__MATERIAL FOR THIS EXERCISE__:
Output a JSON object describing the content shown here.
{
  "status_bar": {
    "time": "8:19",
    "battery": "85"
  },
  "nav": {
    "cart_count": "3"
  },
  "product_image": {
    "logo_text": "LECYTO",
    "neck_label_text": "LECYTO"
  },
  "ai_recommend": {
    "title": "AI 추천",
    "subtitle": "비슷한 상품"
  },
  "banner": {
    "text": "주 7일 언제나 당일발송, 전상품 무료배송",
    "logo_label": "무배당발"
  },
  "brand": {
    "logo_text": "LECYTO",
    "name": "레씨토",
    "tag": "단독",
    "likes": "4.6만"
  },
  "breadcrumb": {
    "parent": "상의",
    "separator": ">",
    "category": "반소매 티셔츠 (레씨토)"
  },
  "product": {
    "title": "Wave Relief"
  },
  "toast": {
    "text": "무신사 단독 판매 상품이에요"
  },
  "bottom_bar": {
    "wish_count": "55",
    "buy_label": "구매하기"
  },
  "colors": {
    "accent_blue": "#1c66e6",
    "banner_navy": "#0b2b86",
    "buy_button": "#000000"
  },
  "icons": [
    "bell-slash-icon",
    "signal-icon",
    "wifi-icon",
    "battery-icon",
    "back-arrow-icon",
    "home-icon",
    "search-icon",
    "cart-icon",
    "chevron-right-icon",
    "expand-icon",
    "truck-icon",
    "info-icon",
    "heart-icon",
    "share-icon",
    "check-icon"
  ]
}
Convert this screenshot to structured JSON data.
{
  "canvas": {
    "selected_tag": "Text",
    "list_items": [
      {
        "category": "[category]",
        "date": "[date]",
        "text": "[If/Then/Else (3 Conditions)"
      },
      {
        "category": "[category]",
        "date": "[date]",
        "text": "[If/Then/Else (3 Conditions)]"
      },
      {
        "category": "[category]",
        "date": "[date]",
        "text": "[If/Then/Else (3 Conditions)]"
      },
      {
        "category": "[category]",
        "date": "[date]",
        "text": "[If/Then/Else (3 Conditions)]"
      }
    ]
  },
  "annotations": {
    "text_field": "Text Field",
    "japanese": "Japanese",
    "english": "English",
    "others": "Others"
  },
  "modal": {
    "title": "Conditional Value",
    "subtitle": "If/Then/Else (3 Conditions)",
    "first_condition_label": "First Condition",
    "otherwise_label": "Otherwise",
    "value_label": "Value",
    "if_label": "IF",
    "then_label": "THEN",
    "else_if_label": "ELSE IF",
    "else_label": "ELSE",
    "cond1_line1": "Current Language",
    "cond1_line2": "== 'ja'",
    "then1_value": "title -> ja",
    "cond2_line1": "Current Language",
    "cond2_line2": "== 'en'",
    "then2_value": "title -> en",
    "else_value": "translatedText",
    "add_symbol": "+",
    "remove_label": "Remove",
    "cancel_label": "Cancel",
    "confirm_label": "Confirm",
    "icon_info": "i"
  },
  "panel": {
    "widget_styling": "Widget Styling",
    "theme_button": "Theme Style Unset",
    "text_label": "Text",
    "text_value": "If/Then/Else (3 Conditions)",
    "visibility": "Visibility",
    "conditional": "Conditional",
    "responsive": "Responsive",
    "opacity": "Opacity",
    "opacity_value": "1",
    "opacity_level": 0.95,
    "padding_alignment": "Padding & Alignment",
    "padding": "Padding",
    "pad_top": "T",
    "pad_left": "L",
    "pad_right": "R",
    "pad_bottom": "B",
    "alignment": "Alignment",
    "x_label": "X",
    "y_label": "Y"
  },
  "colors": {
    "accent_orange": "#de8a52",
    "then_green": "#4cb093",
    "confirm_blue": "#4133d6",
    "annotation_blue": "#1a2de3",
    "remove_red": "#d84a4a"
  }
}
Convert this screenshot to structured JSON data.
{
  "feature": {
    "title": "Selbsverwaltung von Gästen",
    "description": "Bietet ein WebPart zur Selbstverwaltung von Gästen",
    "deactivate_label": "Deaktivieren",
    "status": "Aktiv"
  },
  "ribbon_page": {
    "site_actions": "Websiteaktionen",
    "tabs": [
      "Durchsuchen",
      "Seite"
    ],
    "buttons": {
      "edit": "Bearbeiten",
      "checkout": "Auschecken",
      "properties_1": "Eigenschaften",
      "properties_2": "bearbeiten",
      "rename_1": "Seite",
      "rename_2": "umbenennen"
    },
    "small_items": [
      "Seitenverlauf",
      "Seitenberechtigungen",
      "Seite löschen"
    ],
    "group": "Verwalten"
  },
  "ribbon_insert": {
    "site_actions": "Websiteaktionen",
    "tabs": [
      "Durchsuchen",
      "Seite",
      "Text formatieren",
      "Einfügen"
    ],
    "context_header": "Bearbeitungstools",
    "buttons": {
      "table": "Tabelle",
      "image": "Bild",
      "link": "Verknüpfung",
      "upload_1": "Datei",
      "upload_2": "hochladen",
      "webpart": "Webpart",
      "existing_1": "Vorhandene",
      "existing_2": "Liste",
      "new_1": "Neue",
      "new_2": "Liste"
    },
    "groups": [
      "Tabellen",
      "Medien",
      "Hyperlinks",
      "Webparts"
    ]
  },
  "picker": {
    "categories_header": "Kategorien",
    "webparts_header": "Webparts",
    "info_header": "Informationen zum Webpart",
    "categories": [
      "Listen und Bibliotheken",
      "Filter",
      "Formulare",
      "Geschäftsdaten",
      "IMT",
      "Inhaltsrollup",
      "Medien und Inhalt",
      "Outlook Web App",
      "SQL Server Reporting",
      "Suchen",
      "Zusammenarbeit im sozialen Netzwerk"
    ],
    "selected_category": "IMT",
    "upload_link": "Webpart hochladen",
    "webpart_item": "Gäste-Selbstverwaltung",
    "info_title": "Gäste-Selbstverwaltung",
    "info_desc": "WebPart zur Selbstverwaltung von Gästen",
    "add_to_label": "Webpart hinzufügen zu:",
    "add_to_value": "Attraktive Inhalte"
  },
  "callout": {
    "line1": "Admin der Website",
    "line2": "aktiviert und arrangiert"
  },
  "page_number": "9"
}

__WRITTEN EXERCISE__: Write the entire listing out again, word for word.

__THE REPLY__:
Output a JSON object describing the content shown here.
{
  "status_bar": {
    "time": "8:19",
    "battery": "85"
  },
  "nav": {
    "cart_count": "3"
  },
  "product_image": {
    "logo_text": "LECYTO",
    "neck_label_text": "LECYTO"
  },
  "ai_recommend": {
    "title": "AI 추천",
    "subtitle": "비슷한 상품"
  },
  "banner": {
    "text": "주 7일 언제나 당일발송, 전상품 무료배송",
    "logo_label": "무배당발"
  },
  "brand": {
    "logo_text": "LECYTO",
    "name": "레씨토",
    "tag": "단독",
    "likes": "4.6만"
  },
  "breadcrumb": {
    "parent": "상의",
    "separator": ">",
    "category": "반소매 티셔츠 (레씨토)"
  },
  "product": {
    "title": "Wave Relief"
  },
  "toast": {
    "text": "무신사 단독 판매 상품이에요"
  },
  "bottom_bar": {
    "wish_count": "55",
    "buy_label": "구매하기"
  },
  "colors": {
    "accent_blue": "#1c66e6",
    "banner_navy": "#0b2b86",
    "buy_button": "#000000"
  },
  "icons": [
    "bell-slash-icon",
    "signal-icon",
    "wifi-icon",
    "battery-icon",
    "back-arrow-icon",
    "home-icon",
    "search-icon",
    "cart-icon",
    "chevron-right-icon",
    "expand-icon",
    "truck-icon",
    "info-icon",
    "heart-icon",
    "share-icon",
    "check-icon"
  ]
}
Convert this screenshot to structured JSON data.
{
  "canvas": {
    "selected_tag": "Text",
    "list_items": [
      {
        "category": "[category]",
        "date": "[date]",
        "text": "[If/Then/Else (3 Conditions)"
      },
      {
        "category": "[category]",
        "date": "[date]",
        "text": "[If/Then/Else (3 Conditions)]"
      },
      {
        "category": "[category]",
        "date": "[date]",
        "text": "[If/Then/Else (3 Conditions)]"
      },
      {
        "category": "[category]",
        "date": "[date]",
        "text": "[If/Then/Else (3 Conditions)]"
      }
    ]
  },
  "annotations": {
    "text_field": "Text Field",
    "japanese": "Japanese",
    "english": "English",
    "others": "Others"
  },
  "modal": {
    "title": "Conditional Value",
    "subtitle": "If/Then/Else (3 Conditions)",
    "first_condition_label": "First Condition",
    "otherwise_label": "Otherwise",
    "value_label": "Value",
    "if_label": "IF",
    "then_label": "THEN",
    "else_if_label": "ELSE IF",
    "else_label": "ELSE",
    "cond1_line1": "Current Language",
    "cond1_line2": "== 'ja'",
    "then1_value": "title -> ja",
    "cond2_line1": "Current Language",
    "cond2_line2": "== 'en'",
    "then2_value": "title -> en",
    "else_value": "translatedText",
    "add_symbol": "+",
    "remove_label": "Remove",
    "cancel_label": "Cancel",
    "confirm_label": "Confirm",
    "icon_info": "i"
  },
  "panel": {
    "widget_styling": "Widget Styling",
    "theme_button": "Theme Style Unset",
    "text_label": "Text",
    "text_value": "If/Then/Else (3 Conditions)",
    "visibility": "Visibility",
    "conditional": "Conditional",
    "responsive": "Responsive",
    "opacity": "Opacity",
    "opacity_value": "1",
    "opacity_level": 0.95,
    "padding_alignment": "Padding & Alignment",
    "padding": "Padding",
    "pad_top": "T",
    "pad_left": "L",
    "pad_right": "R",
    "pad_bottom": "B",
    "alignment": "Alignment",
    "x_label": "X",
    "y_label": "Y"
  },
  "colors": {
    "accent_orange": "#de8a52",
    "then_green": "#4cb093",
    "confirm_blue": "#4133d6",
    "annotation_blue": "#1a2de3",
    "remove_red": "#d84a4a"
  }
}
Convert this screenshot to structured JSON data.
{
  "feature": {
    "title": "Selbsverwaltung von Gästen",
    "description": "Bietet ein WebPart zur Selbstverwaltung von Gästen",
    "deactivate_label": "Deaktivieren",
    "status": "Aktiv"
  },
  "ribbon_page": {
    "site_actions": "Websiteaktionen",
    "tabs": [
      "Durchsuchen",
      "Seite"
    ],
    "buttons": {
      "edit": "Bearbeiten",
      "checkout": "Auschecken",
      "properties_1": "Eigenschaften",
      "properties_2": "bearbeiten",
      "rename_1": "Seite",
      "rename_2": "umbenennen"
    },
    "small_items": [
      "Seitenverlauf",
      "Seitenberechtigungen",
      "Seite löschen"
    ],
    "group": "Verwalten"
  },
  "ribbon_insert": {
    "site_actions": "Websiteaktionen",
    "tabs": [
      "Durchsuchen",
      "Seite",
      "Text formatieren",
      "Einfügen"
    ],
    "context_header": "Bearbeitungstools",
    "buttons": {
      "table": "Tabelle",
      "image": "Bild",
      "link": "Verknüpfung",
      "upload_1": "Datei",
      "upload_2": "hochladen",
      "webpart": "Webpart",
      "existing_1": "Vorhandene",
      "existing_2": "Liste",
      "new_1": "Neue",
      "new_2": "Liste"
    },
    "groups": [
      "Tabellen",
      "Medien",
      "Hyperlinks",
      "Webparts"
    ]
  },
  "picker": {
    "categories_header": "Kategorien",
    "webparts_header": "Webparts",
    "info_header": "Informationen zum Webpart",
    "categories": [
      "Listen und Bibliotheken",
      "Filter",
      "Formulare",
      "Geschäftsdaten",
      "IMT",
      "Inhaltsrollup",
      "Medien und Inhalt",
      "Outlook Web App",
      "SQL Server Reporting",
      "Suchen",
      "Zusammenarbeit im sozialen Netzwerk"
    ],
    "selected_category": "IMT",
    "upload_link": "Webpart hochladen",
    "webpart_item": "Gäste-Selbstverwaltung",
    "info_title": "Gäste-Selbstverwaltung",
    "info_desc": "WebPart zur Selbstverwaltung von Gästen",
    "add_to_label": "Webpart hinzufügen zu:",
    "add_to_value": "Attraktive Inhalte"
  },
  "callout": {
    "line1": "Admin der Website",
    "line2": "aktiviert und arrangiert"
  },
  "page_number": "9"
}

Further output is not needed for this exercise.